> _EXERCISE INSTRUCTIONS_:
Return all lines that include the string "Vancouver".

>> begin

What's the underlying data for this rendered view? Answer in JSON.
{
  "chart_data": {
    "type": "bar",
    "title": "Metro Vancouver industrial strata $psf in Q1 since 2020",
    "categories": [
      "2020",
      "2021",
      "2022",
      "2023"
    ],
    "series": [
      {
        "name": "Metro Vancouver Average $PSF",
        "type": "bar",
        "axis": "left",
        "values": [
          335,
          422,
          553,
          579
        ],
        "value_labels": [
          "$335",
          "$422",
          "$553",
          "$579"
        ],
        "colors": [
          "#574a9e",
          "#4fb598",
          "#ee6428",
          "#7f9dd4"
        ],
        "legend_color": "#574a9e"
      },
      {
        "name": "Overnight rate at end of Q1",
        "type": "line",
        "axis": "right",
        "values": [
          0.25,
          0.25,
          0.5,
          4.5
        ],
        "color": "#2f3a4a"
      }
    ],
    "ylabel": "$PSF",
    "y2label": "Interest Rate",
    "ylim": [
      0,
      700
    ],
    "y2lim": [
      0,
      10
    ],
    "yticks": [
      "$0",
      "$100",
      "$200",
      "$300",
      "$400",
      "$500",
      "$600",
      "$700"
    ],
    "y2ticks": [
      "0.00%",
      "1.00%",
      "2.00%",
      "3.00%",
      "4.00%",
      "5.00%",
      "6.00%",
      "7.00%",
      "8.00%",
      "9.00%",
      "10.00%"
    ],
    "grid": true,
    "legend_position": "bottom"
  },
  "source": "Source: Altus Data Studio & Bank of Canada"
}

>> end

> _CORRECT RESPONSE_:
    "title": "Metro Vancouver industrial strata $psf in Q1 since 2020",
        "name": "Metro Vancouver Average $PSF",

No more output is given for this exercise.